▶ [What is expected]: Using the records below, give the number of lines where the word "Hacim" appears, with no further output.

▶ [Listed entries]:
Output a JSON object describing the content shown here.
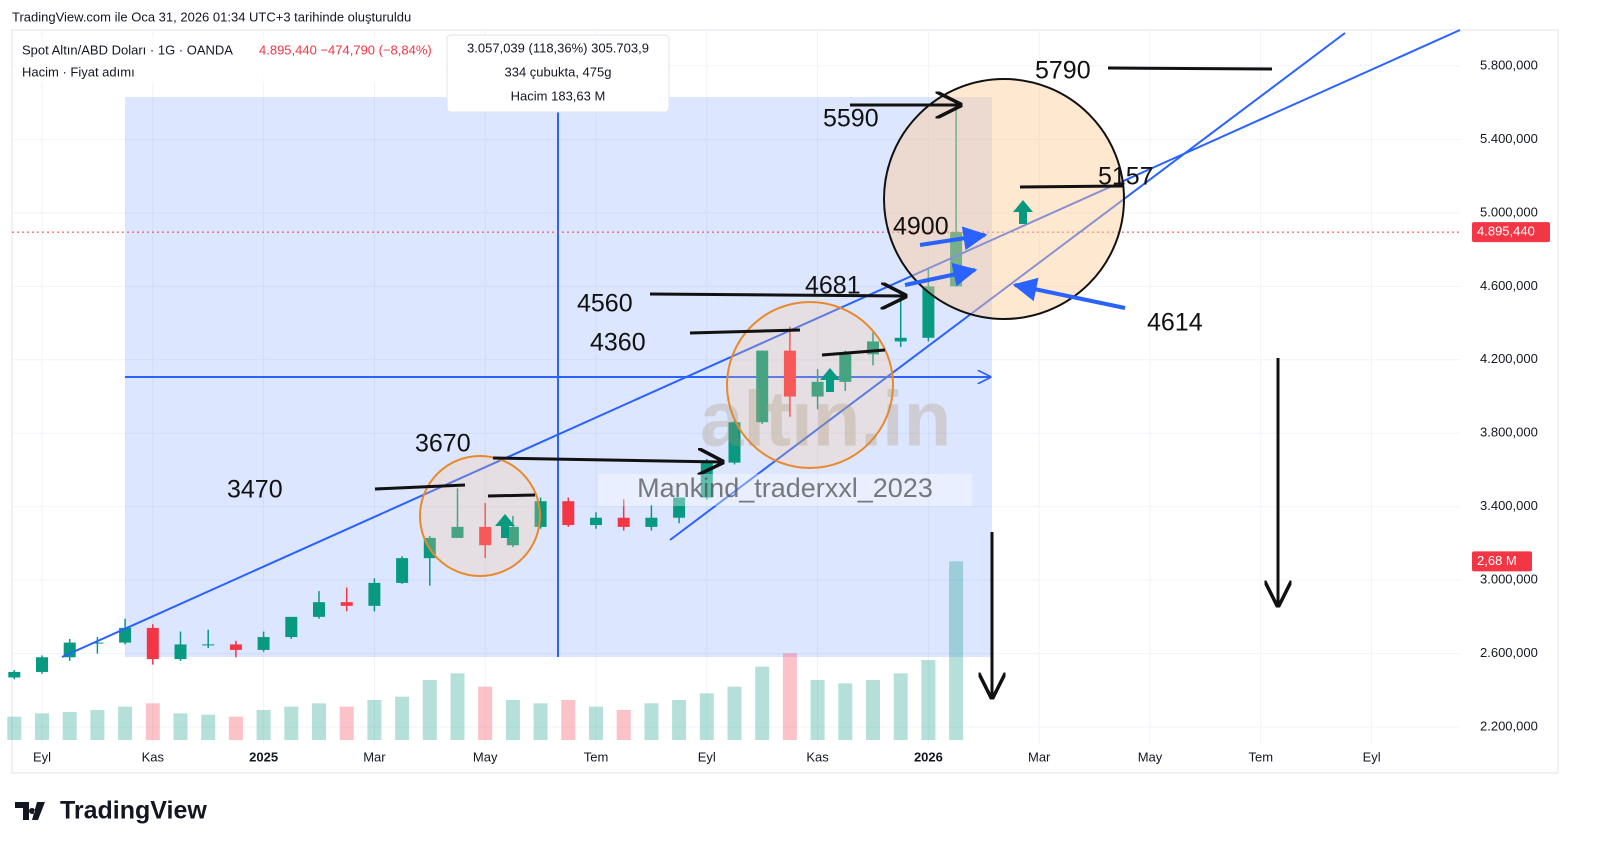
{
  "header": {
    "created": "TradingView.com ile Oca 31, 2026 01:34 UTC+3 tarihinde oluşturuldu"
  },
  "footer": {
    "brand": "TradingView"
  },
  "chart_data": {
    "type": "candlestick",
    "title": "Spot Altın/ABD Doları · 1G · OANDA",
    "price_change": "4.895,440 −474,790 (−8,84%)",
    "subtitle": "Hacim · Fiyat adımı",
    "measure": [
      "3.057,039 (118,36%) 305.703,9",
      "334 çubukta, 475g",
      "Hacim 183,63 M"
    ],
    "categories": [
      null,
      "Eyl",
      null,
      null,
      null,
      "Kas",
      null,
      null,
      null,
      "2025",
      null,
      null,
      null,
      "Mar",
      null,
      null,
      null,
      "May",
      null,
      null,
      null,
      "Tem",
      null,
      null,
      null,
      "Eyl",
      null,
      null,
      null,
      "Kas",
      null,
      null,
      null,
      "2026",
      null,
      null,
      null,
      "Mar",
      null,
      null,
      null,
      "May",
      null,
      null,
      null,
      "Tem",
      null,
      null,
      null,
      "Eyl",
      null,
      null
    ],
    "open": [
      2470,
      2500,
      2580,
      2660,
      2660,
      2740,
      2570,
      2650,
      2650,
      2620,
      2690,
      2800,
      2880,
      2860,
      2985,
      3120,
      3230,
      3290,
      3190,
      3290,
      3430,
      3300,
      3340,
      3290,
      3340,
      3450,
      3640,
      3860,
      4250,
      4000,
      4080,
      4230,
      4300,
      4320,
      4600,
      null,
      null,
      null,
      null,
      null,
      null,
      null,
      null,
      null,
      null,
      null,
      null,
      null,
      null,
      null,
      null,
      null
    ],
    "high": [
      2510,
      2590,
      2680,
      2690,
      2790,
      2760,
      2720,
      2730,
      2670,
      2720,
      2800,
      2940,
      2960,
      3010,
      3130,
      3240,
      3500,
      3420,
      3350,
      3450,
      3450,
      3370,
      3440,
      3410,
      3450,
      3660,
      3870,
      4250,
      4380,
      4150,
      4250,
      4350,
      4550,
      4700,
      5590,
      null,
      null,
      null,
      null,
      null,
      null,
      null,
      null,
      null,
      null,
      null,
      null,
      null,
      null,
      null,
      null,
      null
    ],
    "low": [
      2460,
      2490,
      2560,
      2600,
      2650,
      2540,
      2560,
      2630,
      2580,
      2610,
      2680,
      2790,
      2830,
      2830,
      2980,
      2970,
      3230,
      3120,
      3180,
      3280,
      3290,
      3280,
      3270,
      3270,
      3310,
      3440,
      3630,
      3850,
      3890,
      3930,
      4030,
      4170,
      4270,
      4300,
      4600,
      null,
      null,
      null,
      null,
      null,
      null,
      null,
      null,
      null,
      null,
      null,
      null,
      null,
      null,
      null,
      null,
      null
    ],
    "close": [
      2500,
      2580,
      2660,
      2660,
      2740,
      2570,
      2650,
      2650,
      2620,
      2690,
      2800,
      2880,
      2860,
      2985,
      3120,
      3230,
      3290,
      3190,
      3290,
      3430,
      3300,
      3340,
      3290,
      3340,
      3450,
      3640,
      3860,
      4250,
      4000,
      4080,
      4230,
      4300,
      4320,
      4600,
      4895.44,
      null,
      null,
      null,
      null,
      null,
      null,
      null,
      null,
      null,
      null,
      null,
      null,
      null,
      null,
      null,
      null,
      null
    ],
    "up_color": "#089981",
    "down_color": "#f23645",
    "ylim": [
      2100,
      6000
    ],
    "yticks": [
      {
        "value": 2200,
        "label": "2.200,000"
      },
      {
        "value": 2600,
        "label": "2.600,000"
      },
      {
        "value": 3000,
        "label": "3.000,000"
      },
      {
        "value": 3400,
        "label": "3.400,000"
      },
      {
        "value": 3800,
        "label": "3.800,000"
      },
      {
        "value": 4200,
        "label": "4.200,000"
      },
      {
        "value": 4600,
        "label": "4.600,000"
      },
      {
        "value": 5000,
        "label": "5.000,000"
      },
      {
        "value": 5400,
        "label": "5.400,000"
      },
      {
        "value": 5800,
        "label": "5.800,000"
      }
    ],
    "last_price": {
      "value": 4895.44,
      "label": "4.895,440"
    },
    "volume": {
      "axis": "y2",
      "values": [
        0.35,
        0.4,
        0.42,
        0.45,
        0.5,
        0.55,
        0.4,
        0.38,
        0.35,
        0.45,
        0.5,
        0.55,
        0.5,
        0.6,
        0.65,
        0.9,
        1.0,
        0.8,
        0.6,
        0.55,
        0.6,
        0.5,
        0.45,
        0.55,
        0.6,
        0.7,
        0.8,
        1.1,
        1.3,
        0.9,
        0.85,
        0.9,
        1.0,
        1.2,
        2.68,
        null,
        null,
        null,
        null,
        null,
        null,
        null,
        null,
        null,
        null,
        null,
        null,
        null,
        null,
        null,
        null,
        null
      ],
      "value_labels": [
        null,
        null,
        null,
        null,
        null,
        null,
        null,
        null,
        null,
        null,
        null,
        null,
        null,
        null,
        null,
        null,
        null,
        null,
        null,
        null,
        null,
        null,
        null,
        null,
        null,
        null,
        null,
        null,
        null,
        null,
        null,
        null,
        null,
        null,
        "2,68 M",
        null,
        null,
        null,
        null,
        null,
        null,
        null,
        null,
        null,
        null,
        null,
        null,
        null,
        null,
        null,
        null,
        null
      ]
    },
    "y2lim": [
      0,
      3
    ],
    "grid": true,
    "annotations": [
      "5790",
      "5590",
      "5157",
      "4900",
      "4681",
      "4560",
      "4614",
      "4360",
      "3670",
      "3470"
    ],
    "watermark": "altın.in",
    "signature": "Mankind_traderxxl_2023"
  }
}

▶ [Worked solution]: 2